#### Collected data entries
•••

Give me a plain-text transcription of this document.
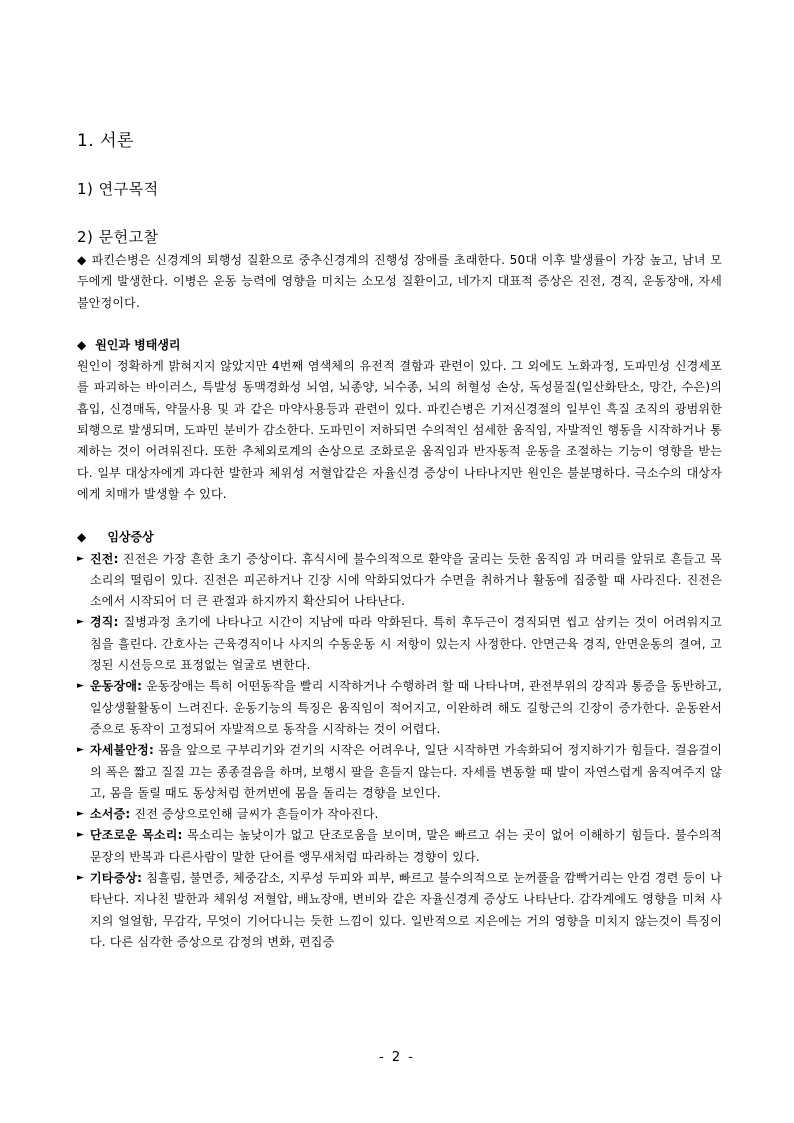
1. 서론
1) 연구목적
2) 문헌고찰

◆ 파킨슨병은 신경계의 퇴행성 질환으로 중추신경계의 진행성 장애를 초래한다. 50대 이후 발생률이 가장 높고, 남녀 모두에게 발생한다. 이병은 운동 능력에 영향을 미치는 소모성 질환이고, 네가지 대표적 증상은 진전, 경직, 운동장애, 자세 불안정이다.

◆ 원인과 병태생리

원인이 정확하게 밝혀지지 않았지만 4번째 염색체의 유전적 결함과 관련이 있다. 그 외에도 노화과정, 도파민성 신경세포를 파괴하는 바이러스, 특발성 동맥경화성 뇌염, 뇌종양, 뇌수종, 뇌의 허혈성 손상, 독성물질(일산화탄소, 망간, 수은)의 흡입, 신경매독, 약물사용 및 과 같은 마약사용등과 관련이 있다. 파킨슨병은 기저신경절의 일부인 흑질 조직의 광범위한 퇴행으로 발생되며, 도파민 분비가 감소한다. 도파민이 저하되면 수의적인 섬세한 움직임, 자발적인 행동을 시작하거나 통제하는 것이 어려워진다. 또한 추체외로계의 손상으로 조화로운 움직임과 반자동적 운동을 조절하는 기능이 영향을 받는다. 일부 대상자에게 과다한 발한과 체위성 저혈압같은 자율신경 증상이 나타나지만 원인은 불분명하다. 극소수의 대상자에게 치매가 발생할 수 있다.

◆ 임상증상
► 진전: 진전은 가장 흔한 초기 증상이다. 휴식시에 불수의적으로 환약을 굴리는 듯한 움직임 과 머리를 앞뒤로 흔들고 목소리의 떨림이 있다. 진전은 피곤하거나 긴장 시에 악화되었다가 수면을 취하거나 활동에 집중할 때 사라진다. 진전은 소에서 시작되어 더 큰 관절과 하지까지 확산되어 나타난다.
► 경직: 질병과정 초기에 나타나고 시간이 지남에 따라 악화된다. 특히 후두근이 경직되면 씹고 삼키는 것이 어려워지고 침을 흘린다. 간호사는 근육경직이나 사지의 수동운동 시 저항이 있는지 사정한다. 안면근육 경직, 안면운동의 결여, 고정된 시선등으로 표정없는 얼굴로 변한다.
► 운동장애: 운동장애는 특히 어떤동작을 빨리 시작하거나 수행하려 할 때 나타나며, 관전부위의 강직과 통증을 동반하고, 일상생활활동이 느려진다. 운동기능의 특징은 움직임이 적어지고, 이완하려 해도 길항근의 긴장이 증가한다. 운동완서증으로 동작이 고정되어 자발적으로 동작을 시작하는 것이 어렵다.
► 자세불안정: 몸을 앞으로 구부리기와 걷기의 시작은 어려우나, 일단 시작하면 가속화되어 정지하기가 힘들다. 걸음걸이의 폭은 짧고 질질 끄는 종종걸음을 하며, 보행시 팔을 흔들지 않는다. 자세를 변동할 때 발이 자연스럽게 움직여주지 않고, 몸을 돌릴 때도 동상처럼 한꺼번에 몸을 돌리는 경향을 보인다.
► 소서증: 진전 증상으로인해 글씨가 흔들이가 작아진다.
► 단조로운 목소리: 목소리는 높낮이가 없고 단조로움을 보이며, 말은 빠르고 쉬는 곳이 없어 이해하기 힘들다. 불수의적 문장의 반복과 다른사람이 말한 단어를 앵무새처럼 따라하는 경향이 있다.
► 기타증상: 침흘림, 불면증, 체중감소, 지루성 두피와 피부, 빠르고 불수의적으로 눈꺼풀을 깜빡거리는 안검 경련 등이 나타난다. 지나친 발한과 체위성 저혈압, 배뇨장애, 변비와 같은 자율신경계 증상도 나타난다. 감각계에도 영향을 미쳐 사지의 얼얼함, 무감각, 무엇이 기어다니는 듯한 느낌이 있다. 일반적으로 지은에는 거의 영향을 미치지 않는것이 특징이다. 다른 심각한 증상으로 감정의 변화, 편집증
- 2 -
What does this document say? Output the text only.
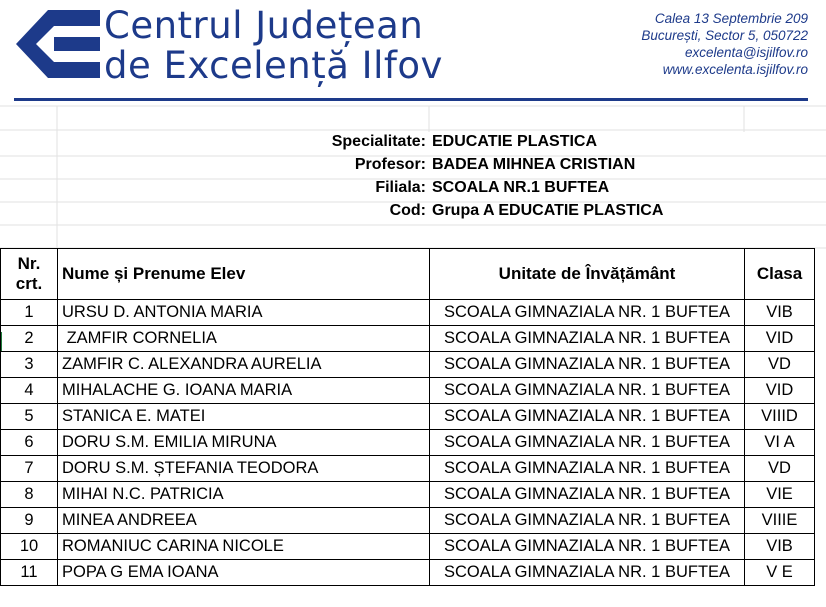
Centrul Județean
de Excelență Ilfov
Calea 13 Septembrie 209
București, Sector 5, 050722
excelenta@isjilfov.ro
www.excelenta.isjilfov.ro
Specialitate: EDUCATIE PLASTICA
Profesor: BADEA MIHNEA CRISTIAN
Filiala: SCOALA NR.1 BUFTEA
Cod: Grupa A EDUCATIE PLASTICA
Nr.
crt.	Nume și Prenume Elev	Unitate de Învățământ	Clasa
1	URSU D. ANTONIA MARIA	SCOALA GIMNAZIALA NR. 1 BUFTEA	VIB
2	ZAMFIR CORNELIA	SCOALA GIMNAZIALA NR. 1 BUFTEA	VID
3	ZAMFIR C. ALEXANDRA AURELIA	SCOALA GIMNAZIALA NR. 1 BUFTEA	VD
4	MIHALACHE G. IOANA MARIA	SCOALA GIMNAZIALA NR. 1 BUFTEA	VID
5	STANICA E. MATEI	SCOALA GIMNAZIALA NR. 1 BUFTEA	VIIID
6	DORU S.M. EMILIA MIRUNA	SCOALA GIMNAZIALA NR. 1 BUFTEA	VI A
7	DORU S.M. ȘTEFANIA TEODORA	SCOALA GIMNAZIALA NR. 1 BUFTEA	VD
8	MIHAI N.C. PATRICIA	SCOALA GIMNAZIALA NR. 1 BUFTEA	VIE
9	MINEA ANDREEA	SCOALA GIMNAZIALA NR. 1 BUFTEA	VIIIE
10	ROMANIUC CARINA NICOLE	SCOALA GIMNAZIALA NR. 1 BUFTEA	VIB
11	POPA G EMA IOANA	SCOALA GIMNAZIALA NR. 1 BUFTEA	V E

•••

From the entries above, copy every line containing the word "PLASTICA".

Specialitate: EDUCATIE PLASTICA
Cod: Grupa A EDUCATIE PLASTICA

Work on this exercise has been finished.